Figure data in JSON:

-----

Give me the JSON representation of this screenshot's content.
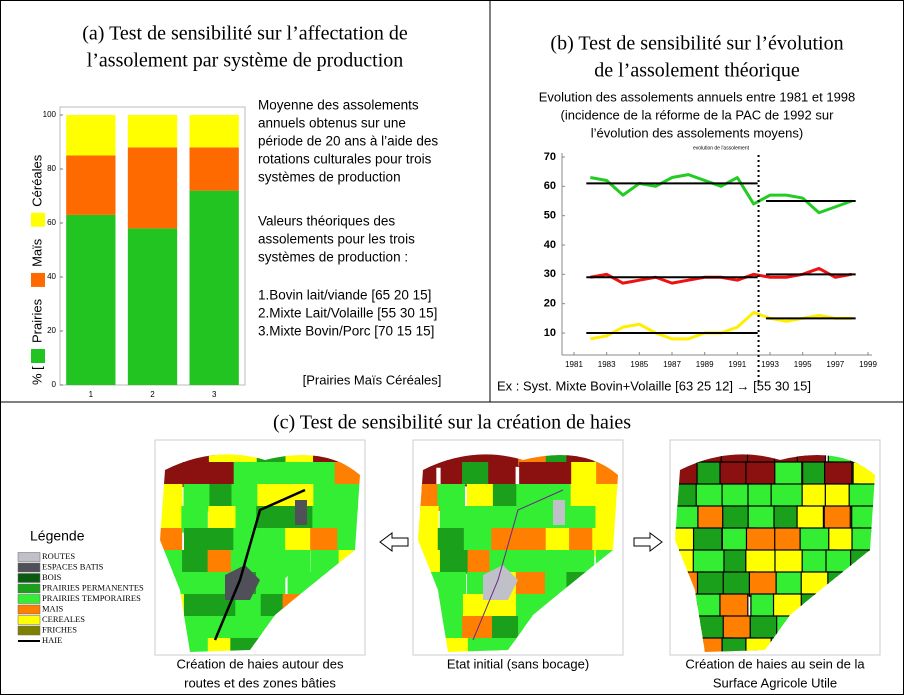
{
  "panel_a": {
    "title": [
      "(a) Test de sensibilité sur l’affectation de",
      "l’assolement par système de production"
    ],
    "y_label_prefix": "% [",
    "description": [
      "Moyenne des assolements",
      "annuels obtenus sur une",
      "période de 20 ans à l’aide des",
      "rotations culturales pour trois",
      "systèmes de production"
    ],
    "theory": [
      "Valeurs théoriques des",
      "assolements pour les trois",
      "systèmes de production :"
    ],
    "systems": [
      "1.Bovin lait/viande [65 20 15]",
      "2.Mixte Lait/Volaille [55 30 15]",
      "3.Mixte Bovin/Porc [70 15 15]"
    ],
    "order_note": "[Prairies  Maïs  Céréales]"
  },
  "panel_b": {
    "title": [
      "(b) Test de sensibilité sur l’évolution",
      "de l’assolement théorique"
    ],
    "subtitle": [
      "Evolution des assolements annuels entre 1981 et 1998",
      "(incidence de la réforme de la PAC de 1992 sur",
      "l’évolution des assolements moyens)"
    ],
    "footer": "Ex : Syst. Mixte Bovin+Volaille [63 25 12] → [55 30 15]"
  },
  "chart_data": [
    {
      "type": "stacked_bar",
      "categories": [
        "1",
        "2",
        "3"
      ],
      "series": [
        {
          "name": "Prairies",
          "color": "#22c422",
          "values": [
            63,
            58,
            72
          ]
        },
        {
          "name": "Maïs",
          "color": "#ff6a00",
          "values": [
            22,
            30,
            16
          ]
        },
        {
          "name": "Céréales",
          "color": "#ffff00",
          "values": [
            15,
            12,
            12
          ]
        }
      ],
      "ylim": [
        0,
        100
      ],
      "yticks": [
        0,
        20,
        40,
        60,
        80,
        100
      ]
    },
    {
      "type": "line",
      "title": "evolution de l'assolement",
      "x": [
        1982,
        1983,
        1984,
        1985,
        1986,
        1987,
        1988,
        1989,
        1990,
        1991,
        1992,
        1993,
        1994,
        1995,
        1996,
        1997,
        1998
      ],
      "series": [
        {
          "color": "#22cc22",
          "values": [
            63,
            62,
            57,
            61,
            60,
            63,
            64,
            62,
            60,
            63,
            54,
            57,
            57,
            56,
            51,
            53,
            55
          ]
        },
        {
          "color": "#ee1111",
          "values": [
            29,
            30,
            27,
            28,
            29,
            27,
            28,
            29,
            29,
            28,
            30,
            29,
            29,
            30,
            32,
            29,
            30
          ]
        },
        {
          "color": "#ffee00",
          "values": [
            8,
            9,
            12,
            13,
            10,
            8,
            8,
            10,
            10,
            12,
            17,
            15,
            14,
            15,
            16,
            15,
            15
          ]
        }
      ],
      "reference_lines": [
        {
          "x": [
            1982,
            1992
          ],
          "value": 61
        },
        {
          "x": [
            1993,
            1998
          ],
          "value": 55
        },
        {
          "x": [
            1982,
            1992
          ],
          "value": 29
        },
        {
          "x": [
            1993,
            1998
          ],
          "value": 30
        },
        {
          "x": [
            1982,
            1992
          ],
          "value": 10
        },
        {
          "x": [
            1993,
            1998
          ],
          "value": 15
        }
      ],
      "split_x": 1992.3,
      "xlim": [
        1981,
        1999
      ],
      "xticks": [
        1981,
        1983,
        1985,
        1987,
        1989,
        1991,
        1993,
        1995,
        1997,
        1999
      ],
      "ylim": [
        2.5,
        70
      ],
      "yticks": [
        10,
        20,
        30,
        40,
        50,
        60,
        70
      ]
    }
  ],
  "panel_c": {
    "title": "(c) Test de sensibilité sur la création de haies",
    "legend_title": "Légende",
    "legend": [
      {
        "label": "ROUTES",
        "color": "#c0c0c8"
      },
      {
        "label": "ESPACES BATIS",
        "color": "#505058"
      },
      {
        "label": "BOIS",
        "color": "#0b5a12"
      },
      {
        "label": "PRAIRIES PERMANENTES",
        "color": "#1aa01a"
      },
      {
        "label": "PRAIRIES TEMPORAIRES",
        "color": "#33ee33"
      },
      {
        "label": "MAIS",
        "color": "#ff7f00"
      },
      {
        "label": "CEREALES",
        "color": "#ffff00"
      },
      {
        "label": "FRICHES",
        "color": "#808000"
      },
      {
        "label": "HAIE",
        "color": "#000000"
      }
    ],
    "captions": [
      [
        "Création de haies autour des",
        "routes et des zones bâties"
      ],
      [
        "Etat initial (sans bocage)"
      ],
      [
        "Création de haies au sein de la",
        "Surface Agricole Utile"
      ]
    ]
  }
}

-----

WORK TO COMPLETE:
Your task is to return the entries above exactly, with no pictures.

FINAL RESULT:
Give me the JSON representation of this screenshot's content.
{
  "panel_a": {
    "title": [
      "(a) Test de sensibilité sur l’affectation de",
      "l’assolement par système de production"
    ],
    "y_label_prefix": "% [",
    "description": [
      "Moyenne des assolements",
      "annuels obtenus sur une",
      "période de 20 ans à l’aide des",
      "rotations culturales pour trois",
      "systèmes de production"
    ],
    "theory": [
      "Valeurs théoriques des",
      "assolements pour les trois",
      "systèmes de production :"
    ],
    "systems": [
      "1.Bovin lait/viande [65 20 15]",
      "2.Mixte Lait/Volaille [55 30 15]",
      "3.Mixte Bovin/Porc [70 15 15]"
    ],
    "order_note": "[Prairies  Maïs  Céréales]"
  },
  "panel_b": {
    "title": [
      "(b) Test de sensibilité sur l’évolution",
      "de l’assolement théorique"
    ],
    "subtitle": [
      "Evolution des assolements annuels entre 1981 et 1998",
      "(incidence de la réforme de la PAC de 1992 sur",
      "l’évolution des assolements moyens)"
    ],
    "footer": "Ex : Syst. Mixte Bovin+Volaille [63 25 12] → [55 30 15]"
  },
  "chart_data": [
    {
      "type": "stacked_bar",
      "categories": [
        "1",
        "2",
        "3"
      ],
      "series": [
        {
          "name": "Prairies",
          "color": "#22c422",
          "values": [
            63,
            58,
            72
          ]
        },
        {
          "name": "Maïs",
          "color": "#ff6a00",
          "values": [
            22,
            30,
            16
          ]
        },
        {
          "name": "Céréales",
          "color": "#ffff00",
          "values": [
            15,
            12,
            12
          ]
        }
      ],
      "ylim": [
        0,
        100
      ],
      "yticks": [
        0,
        20,
        40,
        60,
        80,
        100
      ]
    },
    {
      "type": "line",
      "title": "evolution de l'assolement",
      "x": [
        1982,
        1983,
        1984,
        1985,
        1986,
        1987,
        1988,
        1989,
        1990,
        1991,
        1992,
        1993,
        1994,
        1995,
        1996,
        1997,
        1998
      ],
      "series": [
        {
          "color": "#22cc22",
          "values": [
            63,
            62,
            57,
            61,
            60,
            63,
            64,
            62,
            60,
            63,
            54,
            57,
            57,
            56,
            51,
            53,
            55
          ]
        },
        {
          "color": "#ee1111",
          "values": [
            29,
            30,
            27,
            28,
            29,
            27,
            28,
            29,
            29,
            28,
            30,
            29,
            29,
            30,
            32,
            29,
            30
          ]
        },
        {
          "color": "#ffee00",
          "values": [
            8,
            9,
            12,
            13,
            10,
            8,
            8,
            10,
            10,
            12,
            17,
            15,
            14,
            15,
            16,
            15,
            15
          ]
        }
      ],
      "reference_lines": [
        {
          "x": [
            1982,
            1992
          ],
          "value": 61
        },
        {
          "x": [
            1993,
            1998
          ],
          "value": 55
        },
        {
          "x": [
            1982,
            1992
          ],
          "value": 29
        },
        {
          "x": [
            1993,
            1998
          ],
          "value": 30
        },
        {
          "x": [
            1982,
            1992
          ],
          "value": 10
        },
        {
          "x": [
            1993,
            1998
          ],
          "value": 15
        }
      ],
      "split_x": 1992.3,
      "xlim": [
        1981,
        1999
      ],
      "xticks": [
        1981,
        1983,
        1985,
        1987,
        1989,
        1991,
        1993,
        1995,
        1997,
        1999
      ],
      "ylim": [
        2.5,
        70
      ],
      "yticks": [
        10,
        20,
        30,
        40,
        50,
        60,
        70
      ]
    }
  ],
  "panel_c": {
    "title": "(c) Test de sensibilité sur la création de haies",
    "legend_title": "Légende",
    "legend": [
      {
        "label": "ROUTES",
        "color": "#c0c0c8"
      },
      {
        "label": "ESPACES BATIS",
        "color": "#505058"
      },
      {
        "label": "BOIS",
        "color": "#0b5a12"
      },
      {
        "label": "PRAIRIES PERMANENTES",
        "color": "#1aa01a"
      },
      {
        "label": "PRAIRIES TEMPORAIRES",
        "color": "#33ee33"
      },
      {
        "label": "MAIS",
        "color": "#ff7f00"
      },
      {
        "label": "CEREALES",
        "color": "#ffff00"
      },
      {
        "label": "FRICHES",
        "color": "#808000"
      },
      {
        "label": "HAIE",
        "color": "#000000"
      }
    ],
    "captions": [
      [
        "Création de haies autour des",
        "routes et des zones bâties"
      ],
      [
        "Etat initial (sans bocage)"
      ],
      [
        "Création de haies au sein de la",
        "Surface Agricole Utile"
      ]
    ]
  }
}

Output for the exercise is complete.